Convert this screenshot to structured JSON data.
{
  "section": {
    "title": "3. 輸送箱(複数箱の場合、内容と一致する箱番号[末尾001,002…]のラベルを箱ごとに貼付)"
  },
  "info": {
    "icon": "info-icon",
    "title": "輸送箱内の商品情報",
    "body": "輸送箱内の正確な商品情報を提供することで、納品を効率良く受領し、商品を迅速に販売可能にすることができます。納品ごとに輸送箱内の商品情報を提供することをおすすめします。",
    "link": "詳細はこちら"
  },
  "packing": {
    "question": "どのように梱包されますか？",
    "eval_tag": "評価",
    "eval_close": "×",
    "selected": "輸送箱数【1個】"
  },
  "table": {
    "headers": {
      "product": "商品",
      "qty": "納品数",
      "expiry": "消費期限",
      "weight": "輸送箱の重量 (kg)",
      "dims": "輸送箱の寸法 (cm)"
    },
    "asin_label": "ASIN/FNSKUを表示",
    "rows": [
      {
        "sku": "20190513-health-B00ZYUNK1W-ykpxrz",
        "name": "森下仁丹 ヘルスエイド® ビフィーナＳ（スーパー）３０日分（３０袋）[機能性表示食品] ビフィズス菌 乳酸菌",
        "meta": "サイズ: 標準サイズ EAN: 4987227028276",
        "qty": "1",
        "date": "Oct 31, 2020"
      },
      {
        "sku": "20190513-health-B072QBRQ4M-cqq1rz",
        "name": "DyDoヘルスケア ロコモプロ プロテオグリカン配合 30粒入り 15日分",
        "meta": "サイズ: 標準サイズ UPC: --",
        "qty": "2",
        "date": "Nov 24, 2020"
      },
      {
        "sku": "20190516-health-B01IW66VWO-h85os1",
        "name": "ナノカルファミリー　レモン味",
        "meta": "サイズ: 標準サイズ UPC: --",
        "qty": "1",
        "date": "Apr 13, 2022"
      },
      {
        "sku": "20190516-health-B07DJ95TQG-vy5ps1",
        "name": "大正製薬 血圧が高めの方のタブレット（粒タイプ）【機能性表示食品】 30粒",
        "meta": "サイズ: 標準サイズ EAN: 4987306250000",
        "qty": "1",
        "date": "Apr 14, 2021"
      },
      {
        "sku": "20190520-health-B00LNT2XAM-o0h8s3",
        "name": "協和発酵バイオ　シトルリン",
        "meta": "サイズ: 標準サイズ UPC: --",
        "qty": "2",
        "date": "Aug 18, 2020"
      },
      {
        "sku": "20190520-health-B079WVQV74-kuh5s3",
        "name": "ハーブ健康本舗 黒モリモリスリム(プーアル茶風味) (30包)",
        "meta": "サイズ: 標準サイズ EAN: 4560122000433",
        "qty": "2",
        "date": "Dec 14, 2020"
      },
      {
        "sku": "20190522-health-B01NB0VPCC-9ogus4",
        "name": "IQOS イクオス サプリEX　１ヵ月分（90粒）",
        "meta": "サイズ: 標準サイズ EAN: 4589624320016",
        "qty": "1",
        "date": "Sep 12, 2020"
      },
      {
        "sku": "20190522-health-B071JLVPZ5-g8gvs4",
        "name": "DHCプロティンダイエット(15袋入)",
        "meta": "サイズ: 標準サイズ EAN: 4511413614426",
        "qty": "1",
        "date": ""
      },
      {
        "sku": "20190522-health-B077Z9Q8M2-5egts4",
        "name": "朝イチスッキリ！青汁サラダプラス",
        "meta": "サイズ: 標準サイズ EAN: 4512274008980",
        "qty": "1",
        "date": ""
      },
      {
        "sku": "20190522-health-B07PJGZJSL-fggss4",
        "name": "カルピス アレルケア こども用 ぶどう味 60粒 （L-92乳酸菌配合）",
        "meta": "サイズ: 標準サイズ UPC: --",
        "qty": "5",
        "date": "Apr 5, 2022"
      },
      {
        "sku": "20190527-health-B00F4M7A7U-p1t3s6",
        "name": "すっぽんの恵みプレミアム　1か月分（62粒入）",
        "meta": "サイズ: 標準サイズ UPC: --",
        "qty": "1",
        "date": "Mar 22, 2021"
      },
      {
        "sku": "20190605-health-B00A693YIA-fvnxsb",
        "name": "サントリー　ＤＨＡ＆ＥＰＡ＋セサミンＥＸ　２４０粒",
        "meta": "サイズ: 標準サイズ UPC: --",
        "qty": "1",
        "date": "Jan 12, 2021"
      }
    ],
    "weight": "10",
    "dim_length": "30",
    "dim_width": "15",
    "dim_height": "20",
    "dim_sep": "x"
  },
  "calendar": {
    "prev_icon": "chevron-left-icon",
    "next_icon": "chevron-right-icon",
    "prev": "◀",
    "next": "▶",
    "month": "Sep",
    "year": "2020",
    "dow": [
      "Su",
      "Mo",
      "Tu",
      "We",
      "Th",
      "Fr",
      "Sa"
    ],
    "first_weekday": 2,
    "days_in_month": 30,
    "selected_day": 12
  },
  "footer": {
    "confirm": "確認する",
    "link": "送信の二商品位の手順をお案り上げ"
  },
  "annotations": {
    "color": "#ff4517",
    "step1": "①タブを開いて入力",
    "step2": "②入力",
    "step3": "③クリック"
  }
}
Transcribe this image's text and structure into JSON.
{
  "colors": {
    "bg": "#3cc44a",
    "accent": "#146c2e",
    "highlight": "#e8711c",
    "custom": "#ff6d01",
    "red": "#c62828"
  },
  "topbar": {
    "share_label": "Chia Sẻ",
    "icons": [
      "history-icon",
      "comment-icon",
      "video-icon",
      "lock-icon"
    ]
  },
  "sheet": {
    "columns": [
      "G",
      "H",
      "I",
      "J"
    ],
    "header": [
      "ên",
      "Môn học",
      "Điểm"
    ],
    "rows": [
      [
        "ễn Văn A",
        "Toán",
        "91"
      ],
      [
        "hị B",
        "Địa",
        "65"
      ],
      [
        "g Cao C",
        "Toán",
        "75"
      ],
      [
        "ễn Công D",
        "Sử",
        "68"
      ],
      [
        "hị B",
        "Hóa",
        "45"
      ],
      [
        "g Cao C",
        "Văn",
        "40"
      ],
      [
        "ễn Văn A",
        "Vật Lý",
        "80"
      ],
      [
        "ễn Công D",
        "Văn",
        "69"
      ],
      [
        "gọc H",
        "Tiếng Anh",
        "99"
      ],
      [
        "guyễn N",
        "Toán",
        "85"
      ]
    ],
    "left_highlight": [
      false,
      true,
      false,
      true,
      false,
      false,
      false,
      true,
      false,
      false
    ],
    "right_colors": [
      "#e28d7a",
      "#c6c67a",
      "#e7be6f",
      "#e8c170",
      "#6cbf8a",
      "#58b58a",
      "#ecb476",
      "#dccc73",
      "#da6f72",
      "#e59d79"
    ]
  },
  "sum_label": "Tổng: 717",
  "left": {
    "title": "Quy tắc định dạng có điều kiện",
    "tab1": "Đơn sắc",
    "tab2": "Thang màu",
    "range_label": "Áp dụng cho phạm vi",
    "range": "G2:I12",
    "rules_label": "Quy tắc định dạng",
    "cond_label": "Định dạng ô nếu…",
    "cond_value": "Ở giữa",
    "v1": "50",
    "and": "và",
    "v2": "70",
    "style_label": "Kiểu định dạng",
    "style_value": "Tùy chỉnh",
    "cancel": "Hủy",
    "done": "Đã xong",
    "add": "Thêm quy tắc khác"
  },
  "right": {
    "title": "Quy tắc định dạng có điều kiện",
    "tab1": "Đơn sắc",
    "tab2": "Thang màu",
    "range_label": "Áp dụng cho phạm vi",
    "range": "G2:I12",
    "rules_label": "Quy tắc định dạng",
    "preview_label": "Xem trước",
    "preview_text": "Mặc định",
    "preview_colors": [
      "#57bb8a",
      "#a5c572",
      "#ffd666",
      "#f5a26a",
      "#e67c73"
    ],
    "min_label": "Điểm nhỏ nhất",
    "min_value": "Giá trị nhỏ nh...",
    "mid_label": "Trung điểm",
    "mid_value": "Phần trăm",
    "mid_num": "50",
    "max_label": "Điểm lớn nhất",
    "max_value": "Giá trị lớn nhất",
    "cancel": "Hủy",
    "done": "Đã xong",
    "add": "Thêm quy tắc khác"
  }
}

JOB:
State how many lines in the records above contain the word "this", giving only the number.

FINISHED ANSWER:
2